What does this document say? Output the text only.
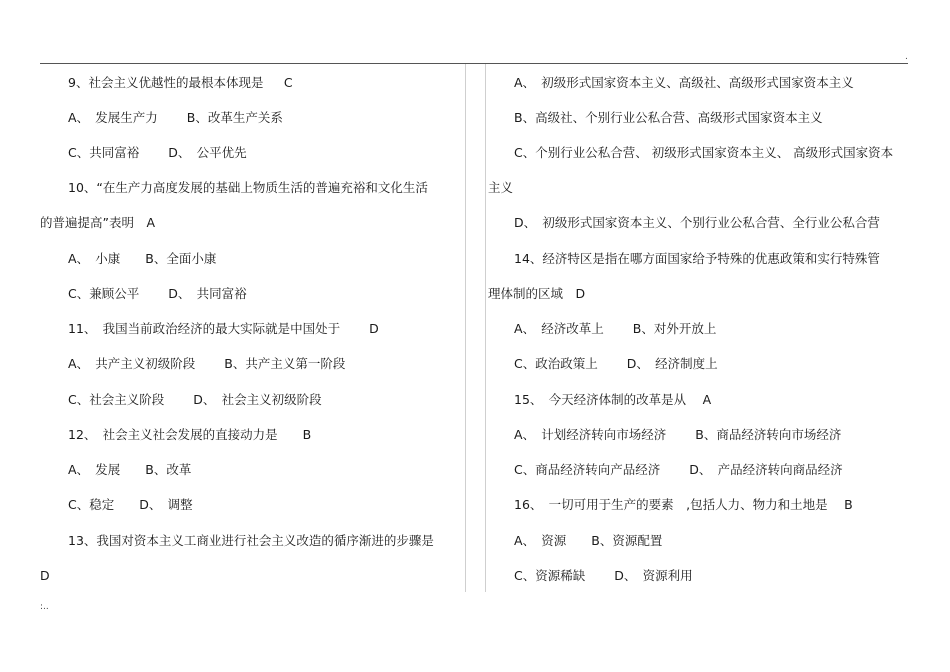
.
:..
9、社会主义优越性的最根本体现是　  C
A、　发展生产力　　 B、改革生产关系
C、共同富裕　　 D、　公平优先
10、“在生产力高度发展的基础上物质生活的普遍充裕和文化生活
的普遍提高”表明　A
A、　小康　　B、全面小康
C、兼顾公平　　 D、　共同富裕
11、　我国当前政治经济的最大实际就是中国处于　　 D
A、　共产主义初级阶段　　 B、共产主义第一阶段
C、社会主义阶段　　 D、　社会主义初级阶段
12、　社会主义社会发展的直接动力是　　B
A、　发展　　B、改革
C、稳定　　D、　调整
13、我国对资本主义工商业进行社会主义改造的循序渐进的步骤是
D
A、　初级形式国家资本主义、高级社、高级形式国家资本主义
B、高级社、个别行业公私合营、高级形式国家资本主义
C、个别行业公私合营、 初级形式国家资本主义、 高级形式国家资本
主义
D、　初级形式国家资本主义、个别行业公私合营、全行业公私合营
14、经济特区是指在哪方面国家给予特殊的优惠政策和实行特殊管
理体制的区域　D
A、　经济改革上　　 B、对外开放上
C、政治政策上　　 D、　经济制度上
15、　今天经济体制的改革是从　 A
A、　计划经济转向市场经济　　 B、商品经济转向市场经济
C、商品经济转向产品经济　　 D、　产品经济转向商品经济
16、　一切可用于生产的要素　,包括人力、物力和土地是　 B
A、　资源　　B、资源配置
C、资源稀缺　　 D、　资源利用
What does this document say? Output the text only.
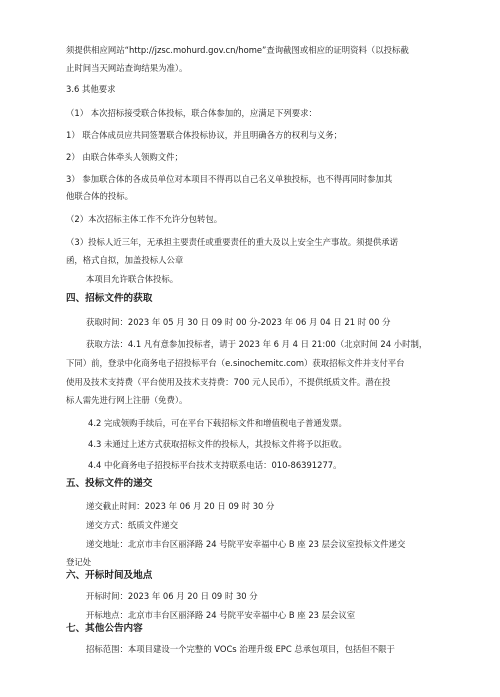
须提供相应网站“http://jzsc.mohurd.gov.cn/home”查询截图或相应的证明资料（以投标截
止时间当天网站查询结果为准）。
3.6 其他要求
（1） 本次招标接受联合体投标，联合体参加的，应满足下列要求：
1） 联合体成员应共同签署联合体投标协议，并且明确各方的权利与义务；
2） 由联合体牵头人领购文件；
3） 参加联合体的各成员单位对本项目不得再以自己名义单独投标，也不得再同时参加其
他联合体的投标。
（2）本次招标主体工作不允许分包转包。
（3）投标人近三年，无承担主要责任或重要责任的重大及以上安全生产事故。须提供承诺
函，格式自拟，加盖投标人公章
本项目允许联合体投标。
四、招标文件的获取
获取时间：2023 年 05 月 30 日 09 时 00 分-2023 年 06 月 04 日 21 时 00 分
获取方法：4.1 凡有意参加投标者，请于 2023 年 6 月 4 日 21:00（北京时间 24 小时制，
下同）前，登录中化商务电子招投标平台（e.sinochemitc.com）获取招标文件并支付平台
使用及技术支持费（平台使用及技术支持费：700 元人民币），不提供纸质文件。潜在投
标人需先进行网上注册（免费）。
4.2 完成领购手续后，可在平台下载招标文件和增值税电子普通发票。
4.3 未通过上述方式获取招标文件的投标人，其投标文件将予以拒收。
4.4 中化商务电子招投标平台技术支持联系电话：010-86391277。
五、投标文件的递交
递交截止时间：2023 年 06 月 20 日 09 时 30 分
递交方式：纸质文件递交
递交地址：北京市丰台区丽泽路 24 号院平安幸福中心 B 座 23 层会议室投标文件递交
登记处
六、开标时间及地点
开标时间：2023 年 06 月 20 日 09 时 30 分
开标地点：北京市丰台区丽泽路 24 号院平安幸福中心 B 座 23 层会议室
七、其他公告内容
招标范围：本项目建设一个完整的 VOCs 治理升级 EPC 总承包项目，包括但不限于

____________

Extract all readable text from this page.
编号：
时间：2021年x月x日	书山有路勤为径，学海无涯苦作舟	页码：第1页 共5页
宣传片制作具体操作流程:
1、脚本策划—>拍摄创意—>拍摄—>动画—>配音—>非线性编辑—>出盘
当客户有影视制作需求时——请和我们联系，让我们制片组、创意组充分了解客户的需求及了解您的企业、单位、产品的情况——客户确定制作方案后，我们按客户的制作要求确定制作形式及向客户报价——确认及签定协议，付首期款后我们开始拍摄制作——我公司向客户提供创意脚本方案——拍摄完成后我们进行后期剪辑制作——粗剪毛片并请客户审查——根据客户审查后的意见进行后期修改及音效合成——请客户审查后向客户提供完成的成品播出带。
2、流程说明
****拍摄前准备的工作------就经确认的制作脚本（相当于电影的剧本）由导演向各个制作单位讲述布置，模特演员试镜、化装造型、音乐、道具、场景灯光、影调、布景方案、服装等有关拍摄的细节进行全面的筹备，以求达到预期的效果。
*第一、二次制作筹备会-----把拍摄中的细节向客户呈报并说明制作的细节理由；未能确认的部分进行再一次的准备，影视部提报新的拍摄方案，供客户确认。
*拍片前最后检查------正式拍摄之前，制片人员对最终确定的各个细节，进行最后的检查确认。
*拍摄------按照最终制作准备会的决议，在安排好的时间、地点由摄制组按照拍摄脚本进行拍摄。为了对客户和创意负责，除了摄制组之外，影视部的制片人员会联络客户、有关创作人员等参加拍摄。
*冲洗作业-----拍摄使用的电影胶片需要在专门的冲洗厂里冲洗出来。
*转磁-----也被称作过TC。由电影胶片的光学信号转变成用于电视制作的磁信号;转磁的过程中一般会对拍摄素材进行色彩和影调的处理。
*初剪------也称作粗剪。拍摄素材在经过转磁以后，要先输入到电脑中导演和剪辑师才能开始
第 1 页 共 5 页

____________

Exercise description:
Using the material above, copy every line in which the string "号院平安幸福中心" occurs.

Task response:
递交地址：北京市丰台区丽泽路 24 号院平安幸福中心 B 座 23 层会议室投标文件递交
开标地点：北京市丰台区丽泽路 24 号院平安幸福中心 B 座 23 层会议室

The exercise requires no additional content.